__Set task__
Type out the material below exactly.

Data excerpts
——————————

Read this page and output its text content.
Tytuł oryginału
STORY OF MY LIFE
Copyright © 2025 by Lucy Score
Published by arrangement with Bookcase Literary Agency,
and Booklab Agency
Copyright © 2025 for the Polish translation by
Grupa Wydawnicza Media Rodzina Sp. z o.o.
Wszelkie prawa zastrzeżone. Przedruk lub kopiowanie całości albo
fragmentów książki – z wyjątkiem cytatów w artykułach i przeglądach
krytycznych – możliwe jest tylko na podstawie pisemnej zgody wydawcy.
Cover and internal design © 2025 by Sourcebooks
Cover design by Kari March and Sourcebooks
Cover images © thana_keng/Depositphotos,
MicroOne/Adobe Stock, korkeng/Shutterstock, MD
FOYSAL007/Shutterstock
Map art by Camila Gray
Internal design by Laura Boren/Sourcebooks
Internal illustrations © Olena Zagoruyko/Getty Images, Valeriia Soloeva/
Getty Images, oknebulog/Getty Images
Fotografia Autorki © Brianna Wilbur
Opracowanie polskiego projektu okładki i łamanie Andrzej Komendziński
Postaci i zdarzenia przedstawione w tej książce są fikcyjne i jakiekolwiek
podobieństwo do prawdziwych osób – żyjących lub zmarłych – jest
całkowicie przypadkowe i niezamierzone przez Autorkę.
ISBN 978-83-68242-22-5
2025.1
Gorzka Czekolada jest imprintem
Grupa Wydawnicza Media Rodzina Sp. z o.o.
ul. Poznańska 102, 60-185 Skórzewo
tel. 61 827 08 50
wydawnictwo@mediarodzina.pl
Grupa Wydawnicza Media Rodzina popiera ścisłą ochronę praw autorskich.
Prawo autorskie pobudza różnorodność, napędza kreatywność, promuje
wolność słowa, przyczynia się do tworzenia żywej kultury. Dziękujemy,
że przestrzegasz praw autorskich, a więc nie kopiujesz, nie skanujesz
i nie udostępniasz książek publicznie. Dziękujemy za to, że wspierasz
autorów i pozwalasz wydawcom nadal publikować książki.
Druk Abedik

——————————

__The completed task__
Read this page and output its text content.
Tytuł oryginału
STORY OF MY LIFE
Copyright © 2025 by Lucy Score
Published by arrangement with Bookcase Literary Agency,
and Booklab Agency
Copyright © 2025 for the Polish translation by
Grupa Wydawnicza Media Rodzina Sp. z o.o.
Wszelkie prawa zastrzeżone. Przedruk lub kopiowanie całości albo
fragmentów książki – z wyjątkiem cytatów w artykułach i przeglądach
krytycznych – możliwe jest tylko na podstawie pisemnej zgody wydawcy.
Cover and internal design © 2025 by Sourcebooks
Cover design by Kari March and Sourcebooks
Cover images © thana_keng/Depositphotos,
MicroOne/Adobe Stock, korkeng/Shutterstock, MD
FOYSAL007/Shutterstock
Map art by Camila Gray
Internal design by Laura Boren/Sourcebooks
Internal illustrations © Olena Zagoruyko/Getty Images, Valeriia Soloeva/
Getty Images, oknebulog/Getty Images
Fotografia Autorki © Brianna Wilbur
Opracowanie polskiego projektu okładki i łamanie Andrzej Komendziński
Postaci i zdarzenia przedstawione w tej książce są fikcyjne i jakiekolwiek
podobieństwo do prawdziwych osób – żyjących lub zmarłych – jest
całkowicie przypadkowe i niezamierzone przez Autorkę.
ISBN 978-83-68242-22-5
2025.1
Gorzka Czekolada jest imprintem
Grupa Wydawnicza Media Rodzina Sp. z o.o.
ul. Poznańska 102, 60-185 Skórzewo
tel. 61 827 08 50
wydawnictwo@mediarodzina.pl
Grupa Wydawnicza Media Rodzina popiera ścisłą ochronę praw autorskich.
Prawo autorskie pobudza różnorodność, napędza kreatywność, promuje
wolność słowa, przyczynia się do tworzenia żywej kultury. Dziękujemy,
że przestrzegasz praw autorskich, a więc nie kopiujesz, nie skanujesz
i nie udostępniasz książek publicznie. Dziękujemy za to, że wspierasz
autorów i pozwalasz wydawcom nadal publikować książki.
Druk Abedik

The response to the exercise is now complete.